EXTRAIT SÉLECTIONNÉ -
▽

Mariage : le swag au doigt

Par Emmanuèle Peyret — 

Exit le repas interminable comme celui de Gervaise narré magnifiquement par Zola.
Exit le repas interminable comme celui de Gervaise narré magnifiquement par Zola. Photo Maud Chalard


Les tendances 2020 s’exposent ce week-end lors d’un salon à Paris. Meringues, banquets et châteaux sont passés de mode. Les futurs mariés privilégient plutôt des noces sans chichi, plus écolos et faites maison.

    Le mariage, ce sacrement, ce féerique jour de ta vie de jeune fille, les festivités, la cérémonie, les invités, tout ça… Du moins, à en croire les blogs qui pullulent sur la question et recommandent de s’y mettre un an, voire deux, à l’avance, histoire de ne pas se louper. Une affaire sérieuse, avec un budget moyen de 11 000 euros (trois à quatre fois moins que dans les pays anglo-saxons), sachant que le traiteur et le lieu de réception représentent les postes de dépenses les plus importants, soit 50 %.

    Nous avions décortiqué les sites et blogs mariages en 2018 - faut-il le rappeler, l’auteure de ses lignes a enfin réussi à se faire épouser le jour de l’anniversaire de Johnny par son fiancé martyr depuis vingt-deux ans, lors de noces parfaitement low-cost étudiées poste par poste, avec suppression du traiteur et du lieu de réception, en faisant tout faire par les invités reçus princièrement dans le jardin.
    Alors, à l’occasion du Salon du mariage (1), qui existe depuis vingt ans et regroupe tous les acteurs de la profession, et en tant que spécialiste incontestée de la question, on s’est penchée sur les tendances mariage 2020.
    L’événement est «hautement influencé par les réseaux sociaux et en particulier Instagram depuis une dizaine d’années», explique Stéphane Seban, organisateur et créateur du salon. Les futurs mariés, pointe-t-il, suivent les tendances de mariage people et «deviennent de cette manière des clients beaucoup plus avertis et arrêtés dans la sélection des services qu’ils attendent pour leur grand jour. Nombreux sont ceux qui ont, par exemple, opté pour un mariage à l’étranger, en s’inspirant des célébrités qui brisent les traditions et le partagent sur les réseaux».
    Sachant que le mariage se porte bien : «Plus de 227 000 noces ont été célébrées en 2019, dont 15 % pour des raisons religieuses. Un nombre très stable sur les dix dernières années. Mais on se marie plus tard, les femmes sont en moyenne âgées de 35 ans contre 38 ans pour les hommes», poursuit le fondateur du salon (2). Revue de la hype mariage 2020, poste par poste, avec ce constat indubitable : on était ultraprécurseurs dans le low-cost bohémo-champêtro-Do It Yourself (DIY).

△

CONSIGNE 1 -
Selon l'extrait sur les tendances mariage 2020, quels sont les deux postes de dépenses les plus importants d'un mariage ?
CONSIGNE 2 -
D'après l'extrait sur les tendances mariage 2020, pourquoi les futurs mariés sont-ils devenus des clients plus avertis ?
CONSIGNE 3 -
Traduisez en anglais la phrase suivante de l'extrait sur les tendances mariage 2020 : « Les tendances 2020 s'exposent ce week-end lors d'un salon à Paris. »

EXTRAIT DE DONNÉES -
▽

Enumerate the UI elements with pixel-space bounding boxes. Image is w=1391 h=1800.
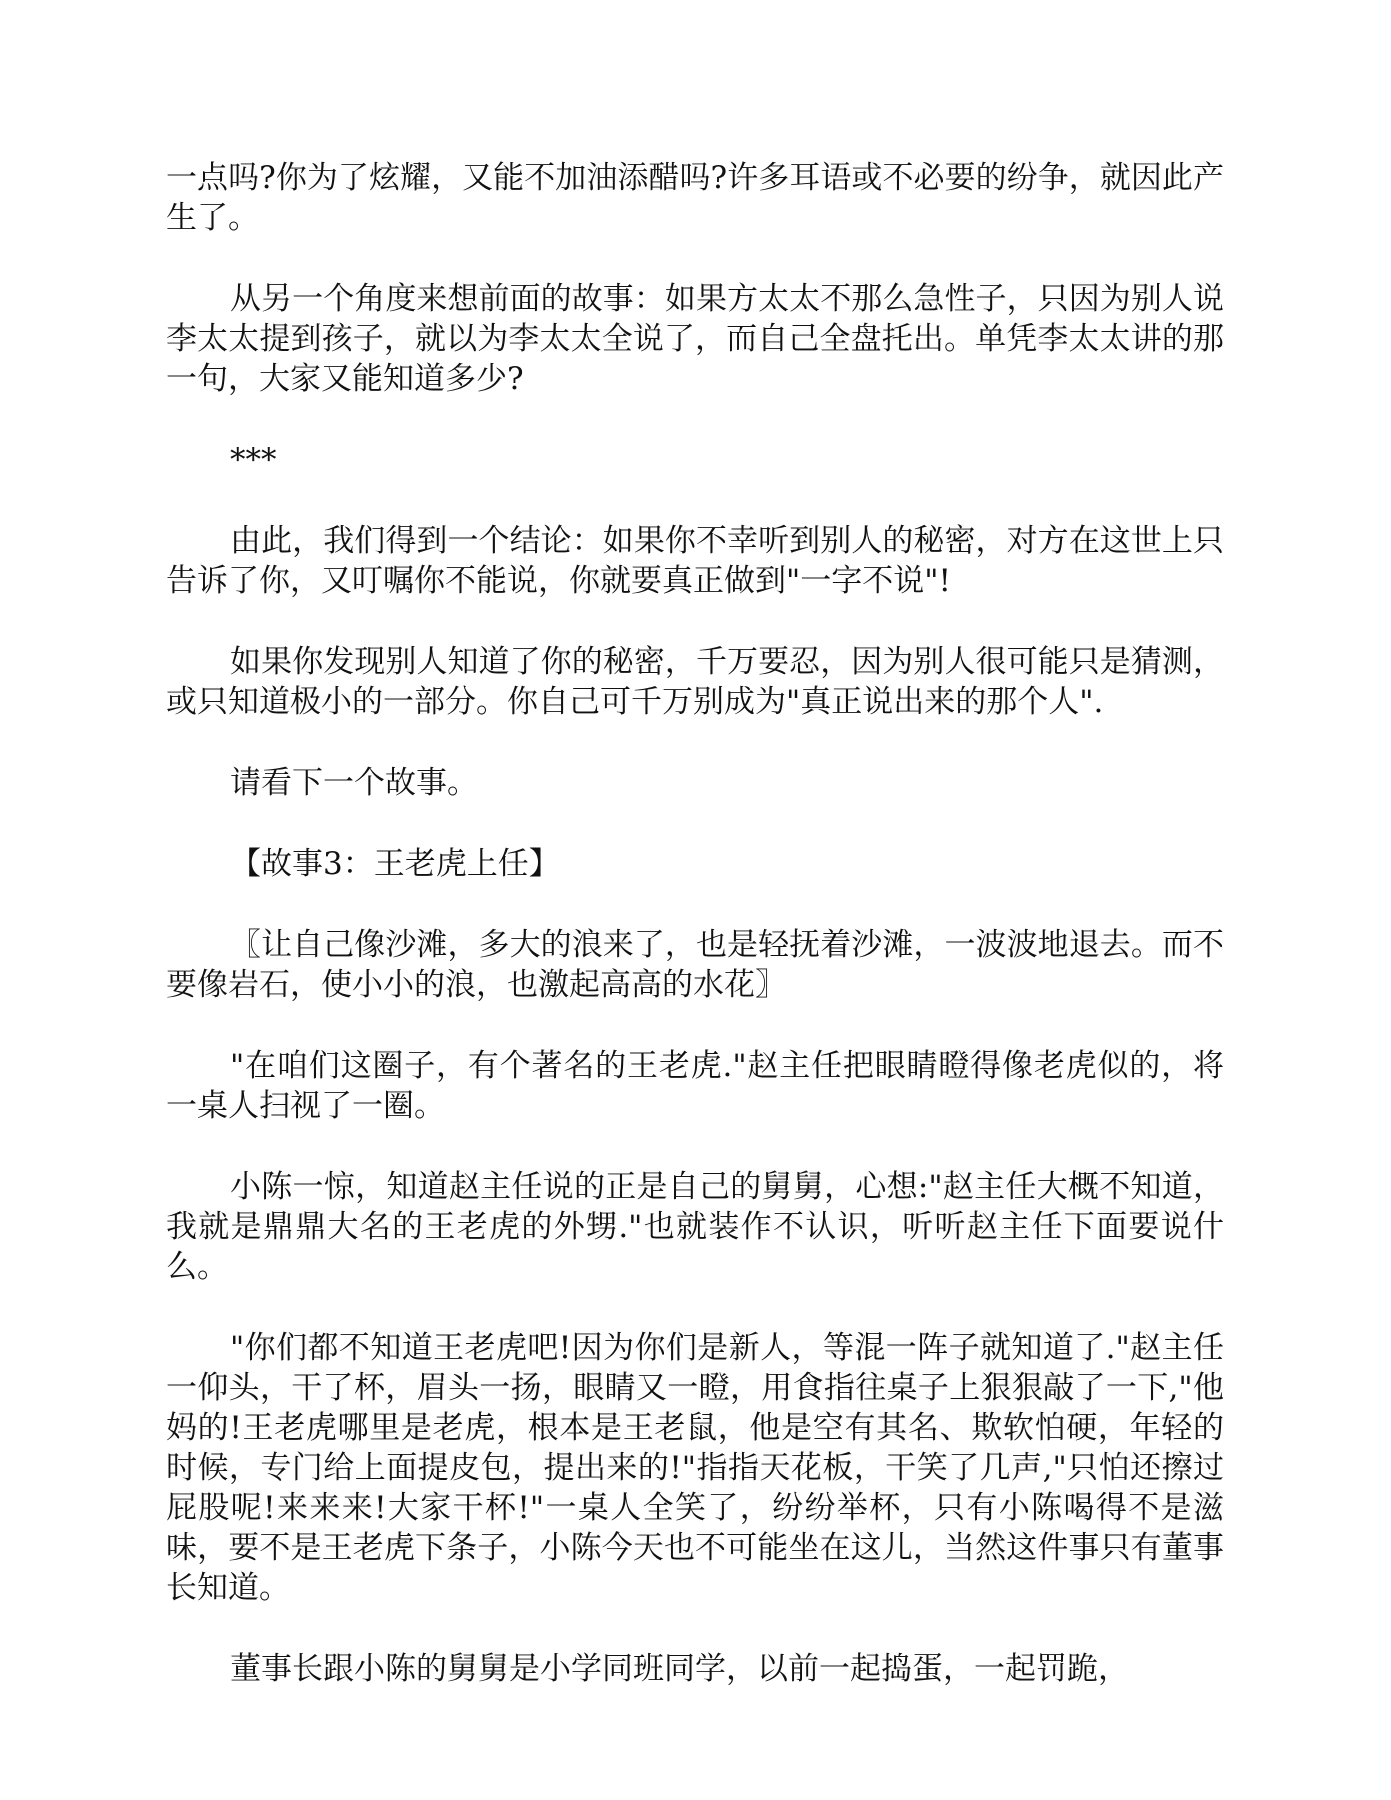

△

RÉPONSE 1 -
Le traiteur et le lieu de réception, qui représentent 50 % du budget.

RÉPONSE 2 -
Ils suivent les tendances des mariages de célébrités, largement diffusées sur les réseaux sociaux, en particulier Instagram. Ils arrêtent donc plus précisément les services qu'ils attendent pour leur grand jour.

RÉPONSE 3 -
The 2020 trends are on display this weekend at a show in Paris.